JOB: Find the word "scale" in the records below. List each line containing it.

Saved data entries:
+===+
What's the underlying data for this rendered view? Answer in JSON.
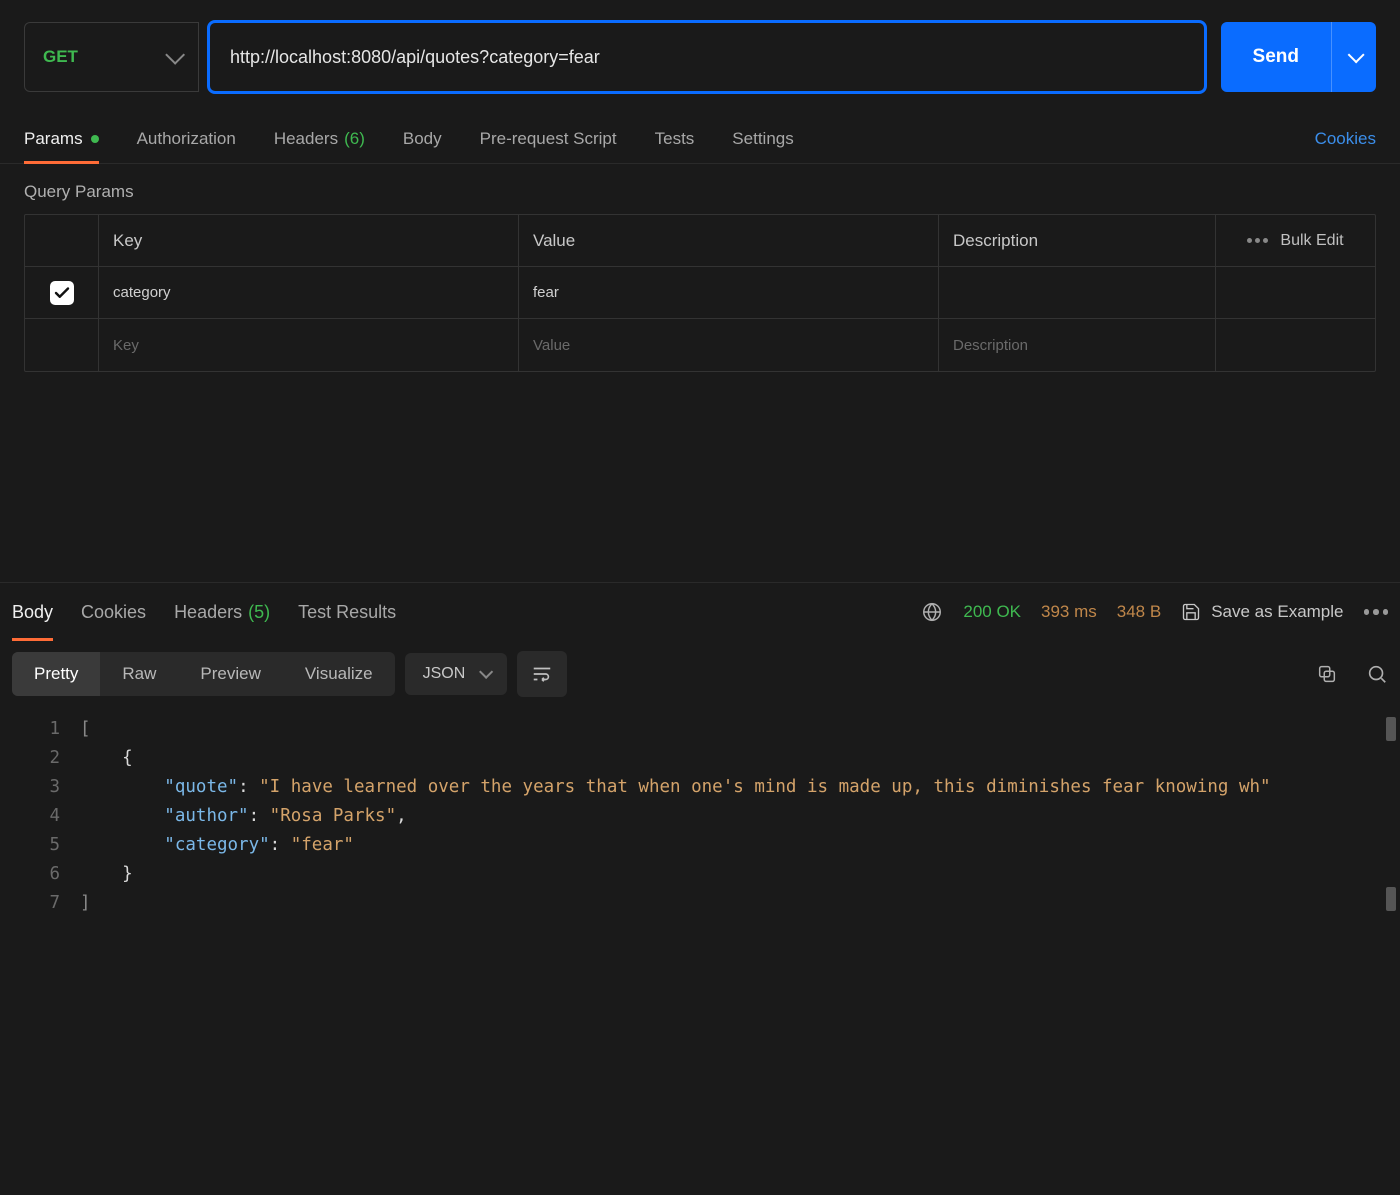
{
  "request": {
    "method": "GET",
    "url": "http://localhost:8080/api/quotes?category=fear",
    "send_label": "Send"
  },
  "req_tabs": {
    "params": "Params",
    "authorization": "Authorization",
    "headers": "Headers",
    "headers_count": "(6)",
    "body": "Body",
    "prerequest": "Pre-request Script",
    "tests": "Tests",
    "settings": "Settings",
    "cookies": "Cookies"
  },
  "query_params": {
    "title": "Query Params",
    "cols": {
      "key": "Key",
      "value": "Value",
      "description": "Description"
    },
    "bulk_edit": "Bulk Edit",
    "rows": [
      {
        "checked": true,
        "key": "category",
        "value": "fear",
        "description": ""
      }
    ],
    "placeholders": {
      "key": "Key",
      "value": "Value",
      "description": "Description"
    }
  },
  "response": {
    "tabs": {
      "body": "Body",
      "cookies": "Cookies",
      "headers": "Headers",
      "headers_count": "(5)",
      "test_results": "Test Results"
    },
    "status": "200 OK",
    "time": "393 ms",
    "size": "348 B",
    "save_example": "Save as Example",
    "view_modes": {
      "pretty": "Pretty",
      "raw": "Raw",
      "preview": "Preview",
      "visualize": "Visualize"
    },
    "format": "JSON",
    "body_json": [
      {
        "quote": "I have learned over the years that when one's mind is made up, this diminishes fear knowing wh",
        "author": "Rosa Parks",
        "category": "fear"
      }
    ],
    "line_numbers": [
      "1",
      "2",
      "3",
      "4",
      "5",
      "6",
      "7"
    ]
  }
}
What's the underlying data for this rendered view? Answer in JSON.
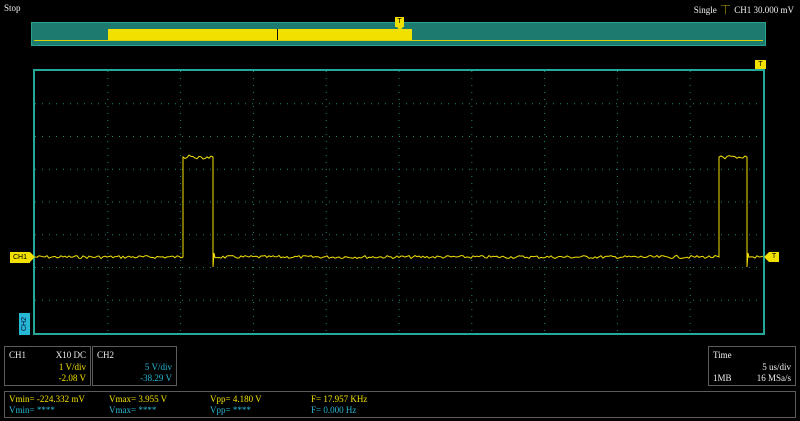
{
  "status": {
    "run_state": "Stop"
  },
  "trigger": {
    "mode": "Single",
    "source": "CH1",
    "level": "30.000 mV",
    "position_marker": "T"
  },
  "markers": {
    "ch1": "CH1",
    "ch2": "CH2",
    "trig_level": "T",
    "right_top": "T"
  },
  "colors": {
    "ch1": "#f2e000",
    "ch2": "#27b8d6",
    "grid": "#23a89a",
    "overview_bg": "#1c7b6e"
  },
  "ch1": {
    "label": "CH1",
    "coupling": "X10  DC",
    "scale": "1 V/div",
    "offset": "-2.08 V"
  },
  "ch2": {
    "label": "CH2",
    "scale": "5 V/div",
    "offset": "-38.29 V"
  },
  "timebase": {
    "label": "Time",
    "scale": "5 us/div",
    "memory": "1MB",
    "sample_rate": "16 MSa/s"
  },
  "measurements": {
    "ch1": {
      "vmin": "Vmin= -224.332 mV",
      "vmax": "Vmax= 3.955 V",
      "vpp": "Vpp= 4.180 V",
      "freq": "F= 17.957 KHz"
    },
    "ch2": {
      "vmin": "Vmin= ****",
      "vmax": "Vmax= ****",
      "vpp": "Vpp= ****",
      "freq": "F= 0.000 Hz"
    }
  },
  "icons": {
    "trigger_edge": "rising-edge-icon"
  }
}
+===+
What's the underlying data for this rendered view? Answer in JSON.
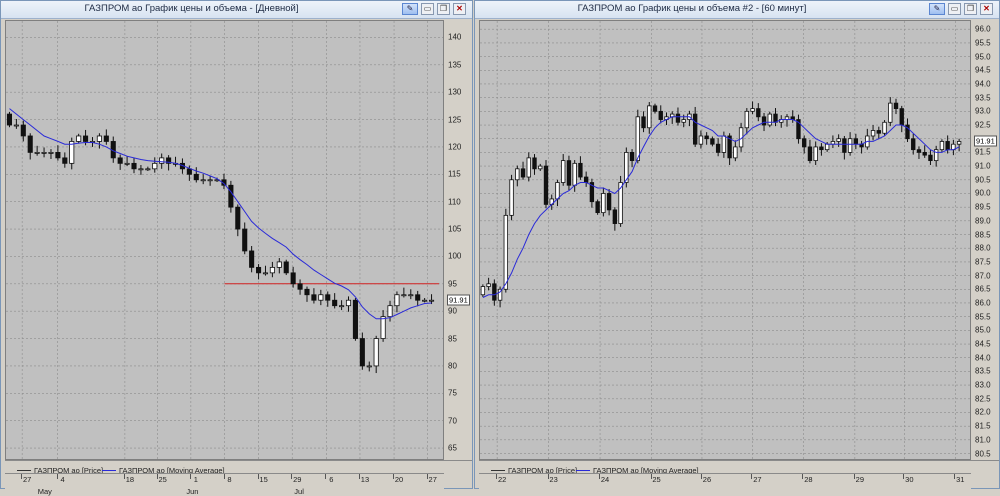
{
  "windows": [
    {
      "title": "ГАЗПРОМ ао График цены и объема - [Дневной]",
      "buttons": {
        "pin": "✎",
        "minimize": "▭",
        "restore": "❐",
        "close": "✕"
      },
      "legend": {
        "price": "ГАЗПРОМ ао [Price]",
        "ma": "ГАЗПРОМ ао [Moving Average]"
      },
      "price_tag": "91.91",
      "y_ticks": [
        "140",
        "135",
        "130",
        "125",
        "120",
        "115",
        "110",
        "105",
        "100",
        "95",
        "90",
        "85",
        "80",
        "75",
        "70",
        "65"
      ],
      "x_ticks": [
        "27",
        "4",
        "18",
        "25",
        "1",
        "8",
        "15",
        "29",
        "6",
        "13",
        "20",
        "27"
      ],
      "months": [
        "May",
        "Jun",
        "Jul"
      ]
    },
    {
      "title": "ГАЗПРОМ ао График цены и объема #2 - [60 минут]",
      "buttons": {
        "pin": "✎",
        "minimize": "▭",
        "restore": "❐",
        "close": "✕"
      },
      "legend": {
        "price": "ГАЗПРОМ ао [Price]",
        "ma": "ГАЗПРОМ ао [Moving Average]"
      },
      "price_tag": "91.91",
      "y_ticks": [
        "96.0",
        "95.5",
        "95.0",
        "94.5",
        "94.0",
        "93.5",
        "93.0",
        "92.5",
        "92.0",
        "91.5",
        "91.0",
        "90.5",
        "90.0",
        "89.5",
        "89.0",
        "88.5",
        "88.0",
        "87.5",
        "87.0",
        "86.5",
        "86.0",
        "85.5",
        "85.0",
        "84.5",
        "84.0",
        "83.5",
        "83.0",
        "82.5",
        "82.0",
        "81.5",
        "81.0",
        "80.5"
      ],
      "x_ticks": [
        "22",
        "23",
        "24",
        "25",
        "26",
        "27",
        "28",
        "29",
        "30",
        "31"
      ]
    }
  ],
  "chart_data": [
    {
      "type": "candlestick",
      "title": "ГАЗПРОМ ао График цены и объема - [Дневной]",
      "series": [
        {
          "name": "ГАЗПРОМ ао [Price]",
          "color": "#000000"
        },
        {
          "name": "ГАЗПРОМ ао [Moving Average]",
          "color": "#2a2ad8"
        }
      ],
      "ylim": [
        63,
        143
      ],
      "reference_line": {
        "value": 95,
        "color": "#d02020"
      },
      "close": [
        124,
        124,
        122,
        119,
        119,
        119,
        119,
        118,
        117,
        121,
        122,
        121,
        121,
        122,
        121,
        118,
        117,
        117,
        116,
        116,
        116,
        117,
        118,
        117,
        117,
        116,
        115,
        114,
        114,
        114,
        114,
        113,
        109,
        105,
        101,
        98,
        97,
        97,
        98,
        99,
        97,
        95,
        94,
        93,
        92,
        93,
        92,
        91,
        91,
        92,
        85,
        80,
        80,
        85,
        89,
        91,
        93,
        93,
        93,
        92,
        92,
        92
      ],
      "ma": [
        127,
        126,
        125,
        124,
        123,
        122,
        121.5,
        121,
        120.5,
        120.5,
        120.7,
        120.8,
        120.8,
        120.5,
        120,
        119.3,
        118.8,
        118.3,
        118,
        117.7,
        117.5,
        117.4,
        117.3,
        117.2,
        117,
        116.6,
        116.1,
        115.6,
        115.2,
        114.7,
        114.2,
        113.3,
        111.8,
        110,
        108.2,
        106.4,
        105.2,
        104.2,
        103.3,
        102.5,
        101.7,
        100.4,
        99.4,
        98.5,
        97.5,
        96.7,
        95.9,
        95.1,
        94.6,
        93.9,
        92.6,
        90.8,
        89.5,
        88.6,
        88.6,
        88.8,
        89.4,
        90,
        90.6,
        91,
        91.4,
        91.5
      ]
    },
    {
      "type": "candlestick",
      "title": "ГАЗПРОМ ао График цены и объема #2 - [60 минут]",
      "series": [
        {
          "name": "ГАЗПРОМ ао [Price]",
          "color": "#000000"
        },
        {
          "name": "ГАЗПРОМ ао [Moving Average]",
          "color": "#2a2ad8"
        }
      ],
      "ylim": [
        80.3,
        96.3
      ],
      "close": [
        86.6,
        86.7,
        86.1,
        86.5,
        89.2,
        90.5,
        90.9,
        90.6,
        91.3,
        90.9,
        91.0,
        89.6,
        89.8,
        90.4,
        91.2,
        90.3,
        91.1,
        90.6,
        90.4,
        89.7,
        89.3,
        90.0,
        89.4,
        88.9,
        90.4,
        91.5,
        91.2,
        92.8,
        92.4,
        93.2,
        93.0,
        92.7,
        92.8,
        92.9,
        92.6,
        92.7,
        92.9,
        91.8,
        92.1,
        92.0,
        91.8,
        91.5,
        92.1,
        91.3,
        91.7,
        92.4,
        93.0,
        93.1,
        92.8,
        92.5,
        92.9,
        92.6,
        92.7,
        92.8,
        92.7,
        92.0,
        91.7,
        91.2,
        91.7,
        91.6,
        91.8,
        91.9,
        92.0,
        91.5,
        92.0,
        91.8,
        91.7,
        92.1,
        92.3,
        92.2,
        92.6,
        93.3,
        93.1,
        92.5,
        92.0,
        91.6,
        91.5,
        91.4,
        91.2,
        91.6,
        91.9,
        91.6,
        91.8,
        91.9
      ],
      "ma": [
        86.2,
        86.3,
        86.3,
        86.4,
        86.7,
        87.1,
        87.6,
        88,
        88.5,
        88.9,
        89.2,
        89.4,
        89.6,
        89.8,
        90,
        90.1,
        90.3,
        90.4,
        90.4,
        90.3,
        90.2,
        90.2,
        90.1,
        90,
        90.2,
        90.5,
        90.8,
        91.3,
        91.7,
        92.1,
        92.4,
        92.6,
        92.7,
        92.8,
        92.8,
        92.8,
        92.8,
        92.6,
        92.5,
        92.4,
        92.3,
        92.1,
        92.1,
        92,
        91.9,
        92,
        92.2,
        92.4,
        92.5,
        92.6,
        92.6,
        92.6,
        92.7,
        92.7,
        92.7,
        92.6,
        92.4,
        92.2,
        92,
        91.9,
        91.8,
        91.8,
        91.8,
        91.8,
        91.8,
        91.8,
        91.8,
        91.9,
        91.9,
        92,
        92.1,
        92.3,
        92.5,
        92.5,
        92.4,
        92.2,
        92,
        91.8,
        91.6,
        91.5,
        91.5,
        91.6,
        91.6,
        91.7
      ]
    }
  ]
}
+===+
RESULT OF THE EXERCISE:
    "scale": "1 V/div",
    "scale": "5 V/div",
    "scale": "5 us/div",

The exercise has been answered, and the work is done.